All of the lines below are to be printed again exactly; images are excluded from the output.
>> Begin TASK MATERIAL
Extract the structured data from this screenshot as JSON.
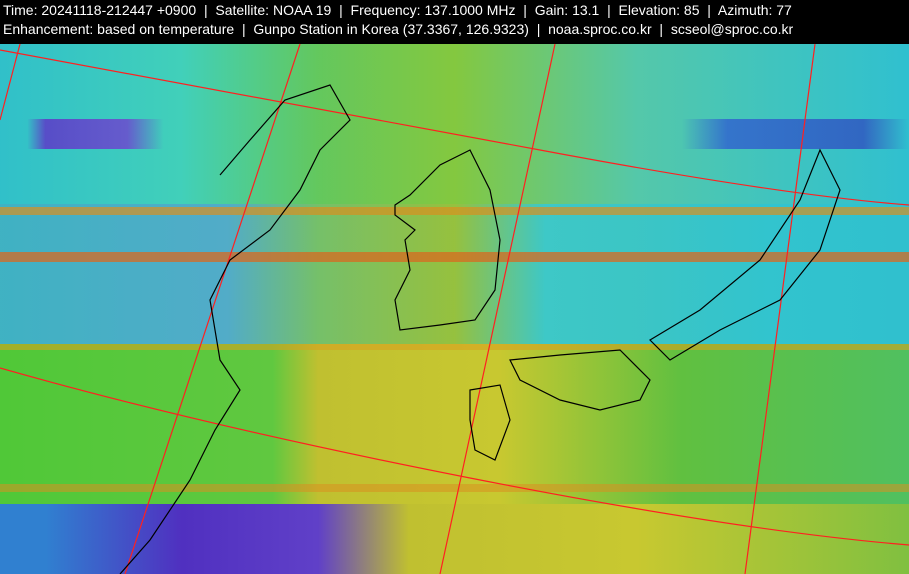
{
  "header": {
    "time": "Time: 20241118-212447 +0900",
    "satellite": "Satellite: NOAA 19",
    "frequency": "Frequency: 137.1000 MHz",
    "gain": "Gain: 13.1",
    "elevation": "Elevation: 85",
    "azimuth": "Azimuth: 77",
    "enhancement": "Enhancement: based on temperature",
    "station": "Gunpo Station in Korea (37.3367, 126.9323)",
    "website": "noaa.sproc.co.kr",
    "email": "scseol@sproc.co.kr",
    "separator": "|"
  },
  "colors": {
    "grid_line": "#ff2020",
    "coastline": "#000000",
    "cold_cloud": "#5a20c8",
    "cyan_cloud": "#20c8d8",
    "warm_land": "#c8c830",
    "noise_band": "#e07020"
  }
}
>> End TASK MATERIAL
→ EXERCISE OUTPUT:
Extract the structured data from this screenshot as JSON.
{
  "header": {
    "time": "Time: 20241118-212447 +0900",
    "satellite": "Satellite: NOAA 19",
    "frequency": "Frequency: 137.1000 MHz",
    "gain": "Gain: 13.1",
    "elevation": "Elevation: 85",
    "azimuth": "Azimuth: 77",
    "enhancement": "Enhancement: based on temperature",
    "station": "Gunpo Station in Korea (37.3367, 126.9323)",
    "website": "noaa.sproc.co.kr",
    "email": "scseol@sproc.co.kr",
    "separator": "|"
  },
  "colors": {
    "grid_line": "#ff2020",
    "coastline": "#000000",
    "cold_cloud": "#5a20c8",
    "cyan_cloud": "#20c8d8",
    "warm_land": "#c8c830",
    "noise_band": "#e07020"
  }
}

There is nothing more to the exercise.